(Structured figure records)
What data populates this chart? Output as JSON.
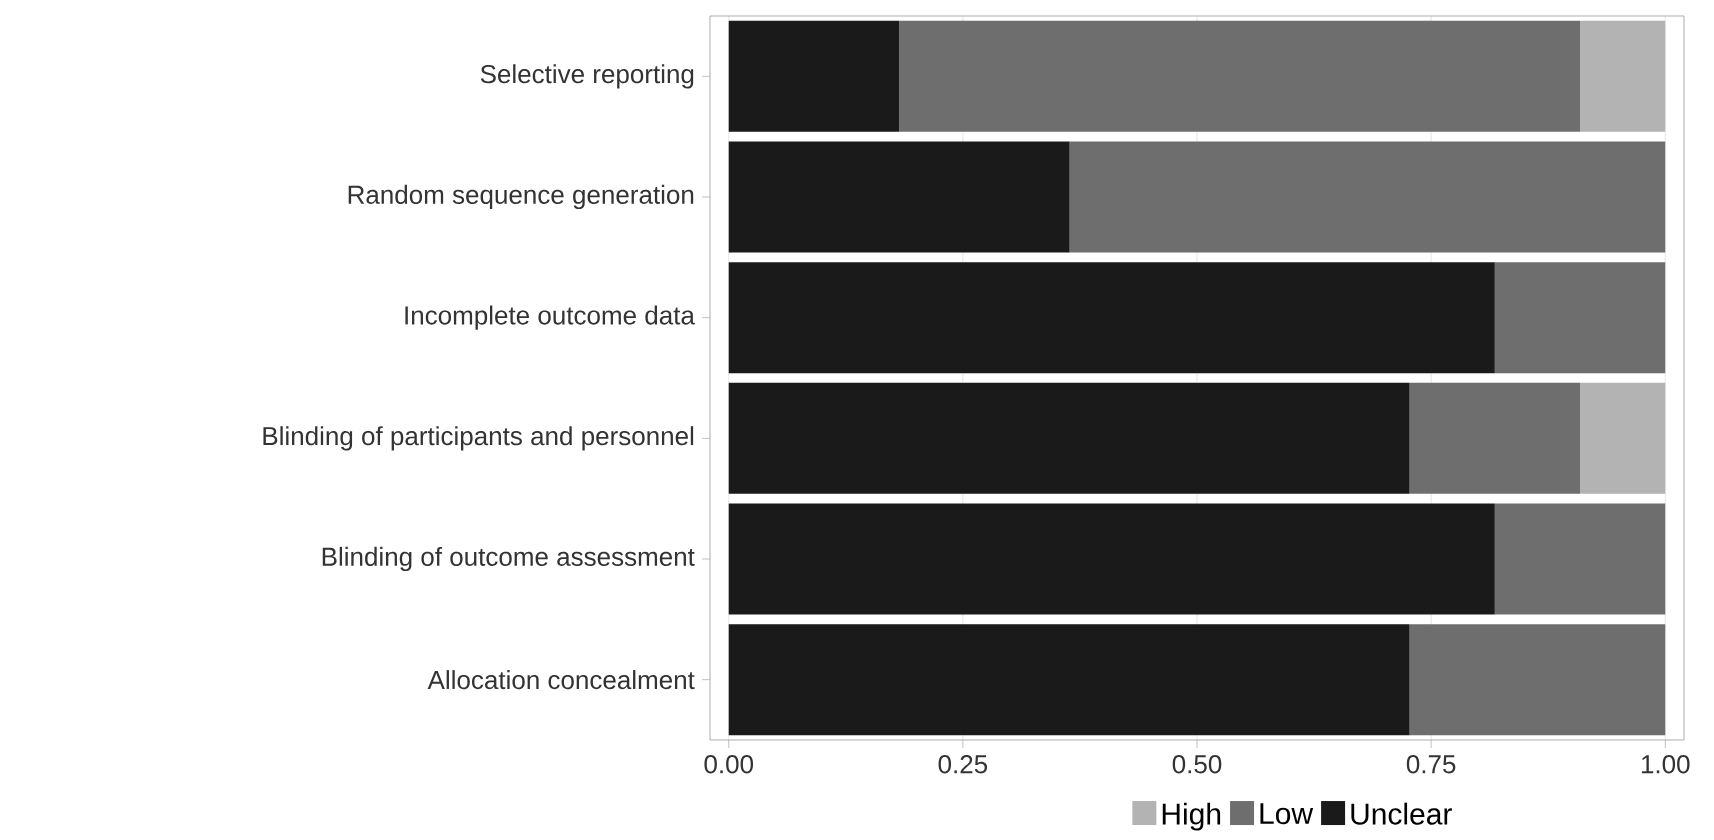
{
  "chart_data": {
    "type": "bar",
    "orientation": "horizontal",
    "stacked": true,
    "categories": [
      "Selective reporting",
      "Random sequence generation",
      "Incomplete outcome data",
      "Blinding of participants and personnel",
      "Blinding of outcome assessment",
      "Allocation concealment"
    ],
    "series": [
      {
        "name": "Unclear",
        "color": "#1a1a1a",
        "values": [
          0.182,
          0.364,
          0.818,
          0.727,
          0.818,
          0.727
        ]
      },
      {
        "name": "Low",
        "color": "#6e6e6e",
        "values": [
          0.727,
          0.636,
          0.182,
          0.182,
          0.182,
          0.273
        ]
      },
      {
        "name": "High",
        "color": "#b3b3b3",
        "values": [
          0.091,
          0,
          0,
          0.091,
          0,
          0
        ]
      }
    ],
    "xlim": [
      -0.02,
      1.02
    ],
    "xticks": [
      {
        "value": 0,
        "label": "0.00"
      },
      {
        "value": 0.25,
        "label": "0.25"
      },
      {
        "value": 0.5,
        "label": "0.50"
      },
      {
        "value": 0.75,
        "label": "0.75"
      },
      {
        "value": 1,
        "label": "1.00"
      }
    ],
    "grid": "x",
    "legend": "bottom"
  }
}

_REQUIREMENT_: Without the images, write out each line of the data verbatim.

_CORRECT RESPONSE_:
What data populates this chart? Output as JSON.
{
  "chart_data": {
    "type": "bar",
    "orientation": "horizontal",
    "stacked": true,
    "categories": [
      "Selective reporting",
      "Random sequence generation",
      "Incomplete outcome data",
      "Blinding of participants and personnel",
      "Blinding of outcome assessment",
      "Allocation concealment"
    ],
    "series": [
      {
        "name": "Unclear",
        "color": "#1a1a1a",
        "values": [
          0.182,
          0.364,
          0.818,
          0.727,
          0.818,
          0.727
        ]
      },
      {
        "name": "Low",
        "color": "#6e6e6e",
        "values": [
          0.727,
          0.636,
          0.182,
          0.182,
          0.182,
          0.273
        ]
      },
      {
        "name": "High",
        "color": "#b3b3b3",
        "values": [
          0.091,
          0,
          0,
          0.091,
          0,
          0
        ]
      }
    ],
    "xlim": [
      -0.02,
      1.02
    ],
    "xticks": [
      {
        "value": 0,
        "label": "0.00"
      },
      {
        "value": 0.25,
        "label": "0.25"
      },
      {
        "value": 0.5,
        "label": "0.50"
      },
      {
        "value": 0.75,
        "label": "0.75"
      },
      {
        "value": 1,
        "label": "1.00"
      }
    ],
    "grid": "x",
    "legend": "bottom"
  }
}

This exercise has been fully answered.